#### Data records:
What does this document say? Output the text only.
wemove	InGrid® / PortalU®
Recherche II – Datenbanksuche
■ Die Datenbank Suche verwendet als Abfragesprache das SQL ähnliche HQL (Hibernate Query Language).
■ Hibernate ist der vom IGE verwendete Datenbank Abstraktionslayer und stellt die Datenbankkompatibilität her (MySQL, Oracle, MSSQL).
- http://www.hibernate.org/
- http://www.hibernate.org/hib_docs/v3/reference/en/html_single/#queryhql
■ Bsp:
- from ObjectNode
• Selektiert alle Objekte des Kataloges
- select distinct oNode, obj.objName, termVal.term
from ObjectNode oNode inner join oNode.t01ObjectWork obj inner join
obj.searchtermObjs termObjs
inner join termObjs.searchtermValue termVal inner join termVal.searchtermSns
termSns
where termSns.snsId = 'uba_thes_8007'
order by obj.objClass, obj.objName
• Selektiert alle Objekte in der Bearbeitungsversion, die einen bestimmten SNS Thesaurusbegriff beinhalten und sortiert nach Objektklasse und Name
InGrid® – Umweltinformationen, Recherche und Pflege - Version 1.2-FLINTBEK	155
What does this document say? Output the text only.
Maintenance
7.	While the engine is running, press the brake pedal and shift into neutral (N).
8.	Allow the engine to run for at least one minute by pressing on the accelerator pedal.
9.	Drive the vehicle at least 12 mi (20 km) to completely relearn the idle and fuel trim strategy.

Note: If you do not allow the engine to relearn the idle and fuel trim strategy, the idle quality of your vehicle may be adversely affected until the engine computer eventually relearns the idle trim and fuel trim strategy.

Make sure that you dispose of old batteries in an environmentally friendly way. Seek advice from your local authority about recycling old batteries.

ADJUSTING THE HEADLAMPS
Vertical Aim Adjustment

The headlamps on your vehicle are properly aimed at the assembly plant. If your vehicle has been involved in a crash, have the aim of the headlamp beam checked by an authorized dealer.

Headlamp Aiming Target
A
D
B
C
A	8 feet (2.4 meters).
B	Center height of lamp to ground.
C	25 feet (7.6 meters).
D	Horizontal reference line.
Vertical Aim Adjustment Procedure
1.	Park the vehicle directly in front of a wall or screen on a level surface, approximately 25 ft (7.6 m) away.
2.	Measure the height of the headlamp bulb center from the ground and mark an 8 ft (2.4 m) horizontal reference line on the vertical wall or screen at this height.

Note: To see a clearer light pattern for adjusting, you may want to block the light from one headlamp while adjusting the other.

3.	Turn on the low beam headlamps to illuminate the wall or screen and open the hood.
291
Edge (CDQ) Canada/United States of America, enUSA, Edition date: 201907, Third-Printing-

#### Directions:
Type the whole listing again, unaltered.

#### Expected answer:
What does this document say? Output the text only.
wemove	InGrid® / PortalU®
Recherche II – Datenbanksuche
■ Die Datenbank Suche verwendet als Abfragesprache das SQL ähnliche HQL (Hibernate Query Language).
■ Hibernate ist der vom IGE verwendete Datenbank Abstraktionslayer und stellt die Datenbankkompatibilität her (MySQL, Oracle, MSSQL).
- http://www.hibernate.org/
- http://www.hibernate.org/hib_docs/v3/reference/en/html_single/#queryhql
■ Bsp:
- from ObjectNode
• Selektiert alle Objekte des Kataloges
- select distinct oNode, obj.objName, termVal.term
from ObjectNode oNode inner join oNode.t01ObjectWork obj inner join
obj.searchtermObjs termObjs
inner join termObjs.searchtermValue termVal inner join termVal.searchtermSns
termSns
where termSns.snsId = 'uba_thes_8007'
order by obj.objClass, obj.objName
• Selektiert alle Objekte in der Bearbeitungsversion, die einen bestimmten SNS Thesaurusbegriff beinhalten und sortiert nach Objektklasse und Name
InGrid® – Umweltinformationen, Recherche und Pflege - Version 1.2-FLINTBEK	155
What does this document say? Output the text only.
Maintenance
7.	While the engine is running, press the brake pedal and shift into neutral (N).
8.	Allow the engine to run for at least one minute by pressing on the accelerator pedal.
9.	Drive the vehicle at least 12 mi (20 km) to completely relearn the idle and fuel trim strategy.

Note: If you do not allow the engine to relearn the idle and fuel trim strategy, the idle quality of your vehicle may be adversely affected until the engine computer eventually relearns the idle trim and fuel trim strategy.

Make sure that you dispose of old batteries in an environmentally friendly way. Seek advice from your local authority about recycling old batteries.

ADJUSTING THE HEADLAMPS
Vertical Aim Adjustment

The headlamps on your vehicle are properly aimed at the assembly plant. If your vehicle has been involved in a crash, have the aim of the headlamp beam checked by an authorized dealer.

Headlamp Aiming Target
A
D
B
C
A	8 feet (2.4 meters).
B	Center height of lamp to ground.
C	25 feet (7.6 meters).
D	Horizontal reference line.
Vertical Aim Adjustment Procedure
1.	Park the vehicle directly in front of a wall or screen on a level surface, approximately 25 ft (7.6 m) away.
2.	Measure the height of the headlamp bulb center from the ground and mark an 8 ft (2.4 m) horizontal reference line on the vertical wall or screen at this height.

Note: To see a clearer light pattern for adjusting, you may want to block the light from one headlamp while adjusting the other.

3.	Turn on the low beam headlamps to illuminate the wall or screen and open the hood.
291
Edge (CDQ) Canada/United States of America, enUSA, Edition date: 201907, Third-Printing-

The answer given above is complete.